Go through the lines below and copy each one that holds the string "perdantes".

:: Information supplied

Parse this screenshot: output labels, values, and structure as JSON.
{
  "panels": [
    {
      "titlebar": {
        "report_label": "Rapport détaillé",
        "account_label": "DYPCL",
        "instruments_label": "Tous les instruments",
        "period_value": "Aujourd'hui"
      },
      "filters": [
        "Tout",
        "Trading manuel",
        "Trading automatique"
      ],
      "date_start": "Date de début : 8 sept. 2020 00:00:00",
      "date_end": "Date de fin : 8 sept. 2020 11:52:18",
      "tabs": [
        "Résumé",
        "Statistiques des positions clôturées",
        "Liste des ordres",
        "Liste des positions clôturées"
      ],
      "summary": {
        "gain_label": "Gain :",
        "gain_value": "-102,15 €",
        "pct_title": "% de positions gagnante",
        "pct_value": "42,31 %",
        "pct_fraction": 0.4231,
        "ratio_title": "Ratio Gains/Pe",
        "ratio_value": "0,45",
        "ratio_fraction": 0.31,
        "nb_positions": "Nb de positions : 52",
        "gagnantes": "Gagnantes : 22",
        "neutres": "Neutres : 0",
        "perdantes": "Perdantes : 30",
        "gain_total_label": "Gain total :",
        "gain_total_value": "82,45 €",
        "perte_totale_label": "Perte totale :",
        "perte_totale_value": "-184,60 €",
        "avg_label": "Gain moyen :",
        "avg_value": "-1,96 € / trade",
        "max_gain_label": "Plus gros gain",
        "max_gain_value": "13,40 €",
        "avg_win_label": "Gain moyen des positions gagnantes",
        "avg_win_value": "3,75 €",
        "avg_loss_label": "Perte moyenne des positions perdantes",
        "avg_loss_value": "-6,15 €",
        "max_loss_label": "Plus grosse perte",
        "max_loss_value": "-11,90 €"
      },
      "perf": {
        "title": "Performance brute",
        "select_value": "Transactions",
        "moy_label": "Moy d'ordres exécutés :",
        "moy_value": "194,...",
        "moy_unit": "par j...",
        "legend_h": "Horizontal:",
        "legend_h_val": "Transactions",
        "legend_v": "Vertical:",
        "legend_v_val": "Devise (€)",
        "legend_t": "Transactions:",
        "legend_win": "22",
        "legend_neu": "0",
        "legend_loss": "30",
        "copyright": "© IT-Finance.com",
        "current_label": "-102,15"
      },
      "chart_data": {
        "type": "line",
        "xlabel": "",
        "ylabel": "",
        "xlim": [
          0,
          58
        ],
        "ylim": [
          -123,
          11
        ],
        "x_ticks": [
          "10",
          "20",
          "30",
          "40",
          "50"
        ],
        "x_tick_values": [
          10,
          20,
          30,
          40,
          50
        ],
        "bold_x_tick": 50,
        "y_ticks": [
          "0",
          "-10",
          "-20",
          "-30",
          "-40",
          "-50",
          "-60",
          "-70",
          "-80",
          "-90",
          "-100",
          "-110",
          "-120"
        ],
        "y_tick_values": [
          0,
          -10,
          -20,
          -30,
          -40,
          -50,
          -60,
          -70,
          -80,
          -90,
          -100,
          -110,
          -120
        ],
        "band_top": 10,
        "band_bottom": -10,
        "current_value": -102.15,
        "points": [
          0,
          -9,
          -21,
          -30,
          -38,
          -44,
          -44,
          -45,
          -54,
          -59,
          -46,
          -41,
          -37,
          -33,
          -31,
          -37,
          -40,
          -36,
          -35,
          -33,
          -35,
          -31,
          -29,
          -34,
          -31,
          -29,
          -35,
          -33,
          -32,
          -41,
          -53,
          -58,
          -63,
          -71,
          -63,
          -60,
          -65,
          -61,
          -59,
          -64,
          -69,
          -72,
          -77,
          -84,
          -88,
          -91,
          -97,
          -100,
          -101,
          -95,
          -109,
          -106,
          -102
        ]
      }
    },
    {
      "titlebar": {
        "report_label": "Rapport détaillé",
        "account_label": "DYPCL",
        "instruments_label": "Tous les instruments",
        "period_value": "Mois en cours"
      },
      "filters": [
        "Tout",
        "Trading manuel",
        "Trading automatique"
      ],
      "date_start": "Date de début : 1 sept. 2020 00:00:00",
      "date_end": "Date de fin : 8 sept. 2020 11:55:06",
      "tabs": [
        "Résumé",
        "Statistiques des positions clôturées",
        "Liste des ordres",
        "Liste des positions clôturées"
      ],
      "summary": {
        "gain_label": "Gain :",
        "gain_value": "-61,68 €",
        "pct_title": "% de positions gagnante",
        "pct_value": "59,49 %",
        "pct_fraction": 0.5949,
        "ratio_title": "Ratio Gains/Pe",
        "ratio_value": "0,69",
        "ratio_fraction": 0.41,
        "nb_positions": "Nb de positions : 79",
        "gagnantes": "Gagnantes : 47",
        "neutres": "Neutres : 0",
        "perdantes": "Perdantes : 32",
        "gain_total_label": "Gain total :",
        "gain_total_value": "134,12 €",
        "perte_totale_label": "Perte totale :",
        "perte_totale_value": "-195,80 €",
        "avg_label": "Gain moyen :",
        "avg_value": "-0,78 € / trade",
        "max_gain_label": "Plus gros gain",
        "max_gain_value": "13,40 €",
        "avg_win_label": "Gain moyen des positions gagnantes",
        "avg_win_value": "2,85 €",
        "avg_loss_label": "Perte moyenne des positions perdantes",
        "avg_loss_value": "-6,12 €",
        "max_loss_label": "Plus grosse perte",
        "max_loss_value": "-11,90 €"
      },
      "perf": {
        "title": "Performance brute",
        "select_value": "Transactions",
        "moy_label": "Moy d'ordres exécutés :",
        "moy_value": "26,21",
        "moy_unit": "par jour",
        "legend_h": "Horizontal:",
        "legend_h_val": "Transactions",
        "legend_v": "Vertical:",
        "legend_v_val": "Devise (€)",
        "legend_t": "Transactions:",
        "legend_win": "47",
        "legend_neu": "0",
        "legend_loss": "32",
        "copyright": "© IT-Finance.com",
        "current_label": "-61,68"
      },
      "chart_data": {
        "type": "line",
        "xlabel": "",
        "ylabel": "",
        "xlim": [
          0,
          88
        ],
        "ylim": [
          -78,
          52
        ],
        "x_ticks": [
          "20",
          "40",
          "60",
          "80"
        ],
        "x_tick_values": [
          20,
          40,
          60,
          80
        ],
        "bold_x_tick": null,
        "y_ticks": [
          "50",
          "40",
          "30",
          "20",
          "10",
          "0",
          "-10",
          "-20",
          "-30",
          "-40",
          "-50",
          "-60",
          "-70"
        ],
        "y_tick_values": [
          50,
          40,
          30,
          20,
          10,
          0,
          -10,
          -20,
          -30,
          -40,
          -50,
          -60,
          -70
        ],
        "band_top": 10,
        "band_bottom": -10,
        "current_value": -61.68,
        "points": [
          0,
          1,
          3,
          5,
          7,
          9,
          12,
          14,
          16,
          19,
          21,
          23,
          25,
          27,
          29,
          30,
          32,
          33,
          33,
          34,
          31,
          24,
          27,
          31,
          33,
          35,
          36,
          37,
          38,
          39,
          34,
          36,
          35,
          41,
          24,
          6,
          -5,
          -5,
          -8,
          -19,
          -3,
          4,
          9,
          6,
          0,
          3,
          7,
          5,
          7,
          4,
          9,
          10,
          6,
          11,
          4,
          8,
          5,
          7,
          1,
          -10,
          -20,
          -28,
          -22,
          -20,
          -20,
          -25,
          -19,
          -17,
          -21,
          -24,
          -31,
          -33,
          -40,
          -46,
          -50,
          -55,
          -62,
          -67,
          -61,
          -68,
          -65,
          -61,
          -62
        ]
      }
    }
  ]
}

::::

Solution to this exercise =
        "perdantes": "Perdantes : 30",
        "avg_loss_label": "Perte moyenne des positions perdantes",
        "perdantes": "Perdantes : 32",
        "avg_loss_label": "Perte moyenne des positions perdantes",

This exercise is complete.